Tally each line where the word "فتكون" occurs, then give only the total.

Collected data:
━━━━━━━━

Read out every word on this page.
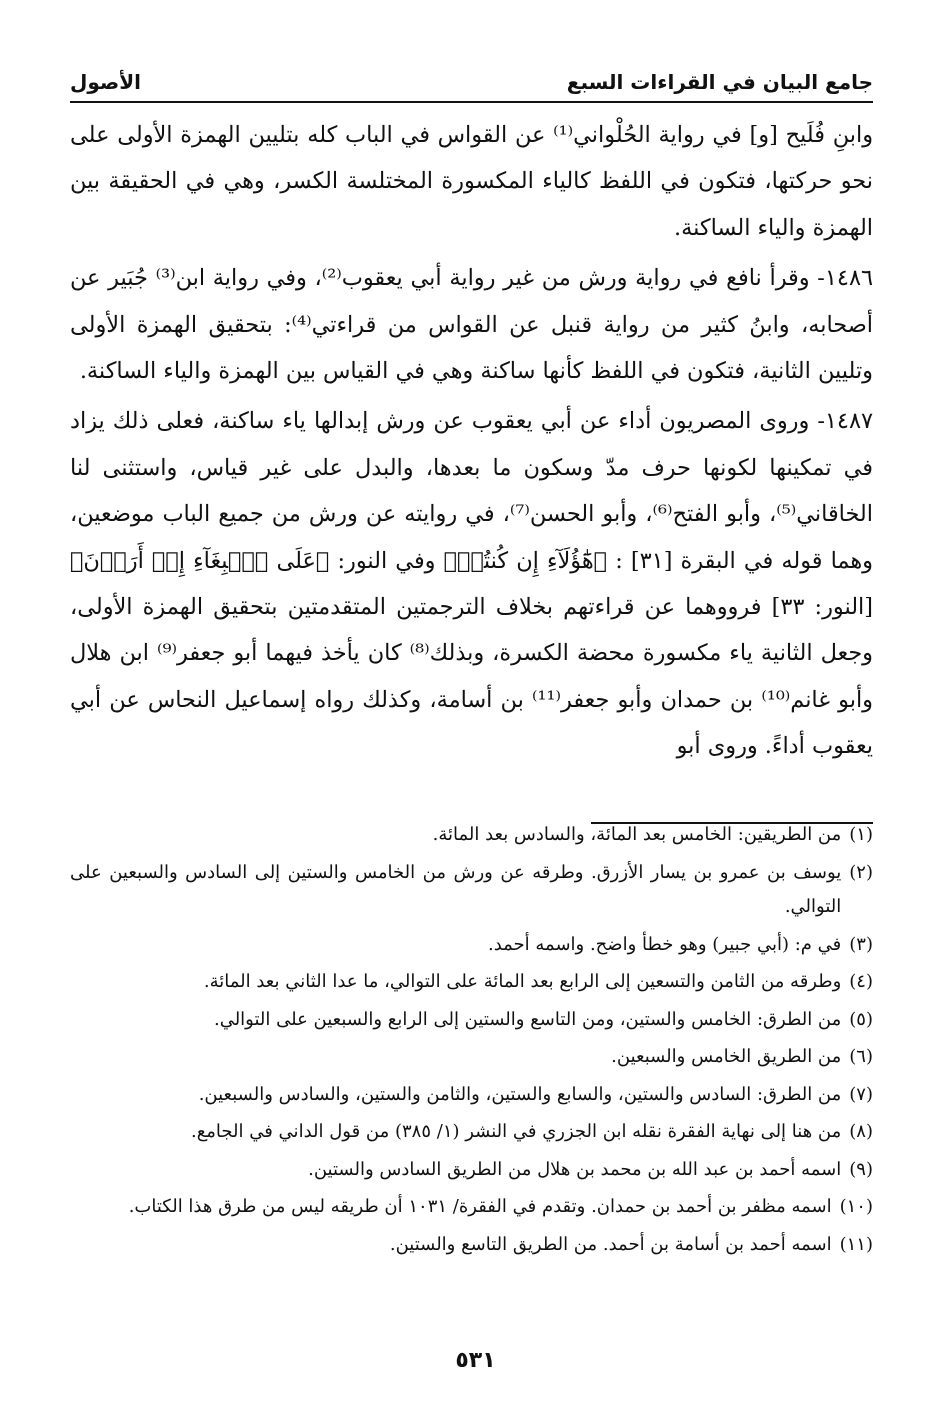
جامع البيان في القراءات السبع
الأصول

وابنِ فُلَيح [و] في رواية الحُلْواني⁽¹⁾ عن القواس في الباب كله بتليين الهمزة الأولى على نحو حركتها، فتكون في اللفظ كالياء المكسورة المختلسة الكسر، وهي في الحقيقة بين الهمزة والياء الساكنة.

١٤٨٦- وقرأ نافع في رواية ورش من غير رواية أبي يعقوب⁽²⁾، وفي رواية ابن⁽³⁾ جُبَير عن أصحابه، وابنُ كثير من رواية قنبل عن القواس من قراءتي⁽⁴⁾: بتحقيق الهمزة الأولى وتليين الثانية، فتكون في اللفظ كأنها ساكنة وهي في القياس بين الهمزة والياء الساكنة.

١٤٨٧- وروى المصريون أداء عن أبي يعقوب عن ورش إبدالها ياء ساكنة، فعلى ذلك يزاد في تمكينها لكونها حرف مدّ وسكون ما بعدها، والبدل على غير قياس، واستثنى لنا الخاقاني⁽⁵⁾، وأبو الفتح⁽⁶⁾، وأبو الحسن⁽⁷⁾، في روايته عن ورش من جميع الباب موضعين، وهما قوله في البقرة [٣١] : ﴿هَٰٓؤُلَآءِ إِن كُنتُمۡ﴾ وفي النور: ﴿عَلَى ٱلۡبِغَآءِ إِنۡ أَرَدۡنَ﴾ [النور: ٣٣] فرووهما عن قراءتهم بخلاف الترجمتين المتقدمتين بتحقيق الهمزة الأولى، وجعل الثانية ياء مكسورة محضة الكسرة، وبذلك⁽⁸⁾ كان يأخذ فيهما أبو جعفر⁽⁹⁾ ابن هلال وأبو غانم⁽¹⁰⁾ بن حمدان وأبو جعفر⁽¹¹⁾ بن أسامة، وكذلك رواه إسماعيل النحاس عن أبي يعقوب أداءً. وروى أبو

(١)
من الطريقين: الخامس بعد المائة، والسادس بعد المائة.
(٢)
يوسف بن عمرو بن يسار الأزرق. وطرقه عن ورش من الخامس والستين إلى السادس والسبعين على التوالي.
(٣)
في م: (أبي جبير) وهو خطأ واضح. واسمه أحمد.
(٤)
وطرقه من الثامن والتسعين إلى الرابع بعد المائة على التوالي، ما عدا الثاني بعد المائة.
(٥)
من الطرق: الخامس والستين، ومن التاسع والستين إلى الرابع والسبعين على التوالي.
(٦)
من الطريق الخامس والسبعين.
(٧)
من الطرق: السادس والستين، والسابع والستين، والثامن والستين، والسادس والسبعين.
(٨)
من هنا إلى نهاية الفقرة نقله ابن الجزري في النشر (١/ ٣٨٥) من قول الداني في الجامع.
(٩)
اسمه أحمد بن عبد الله بن محمد بن هلال من الطريق السادس والستين.
(١٠)
اسمه مظفر بن أحمد بن حمدان. وتقدم في الفقرة/ ١٠٣١ أن طريقه ليس من طرق هذا الكتاب.
(١١)
اسمه أحمد بن أسامة بن أحمد. من الطريق التاسع والستين.
٥٣١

━━━━━━━━

• THE REPLY: 2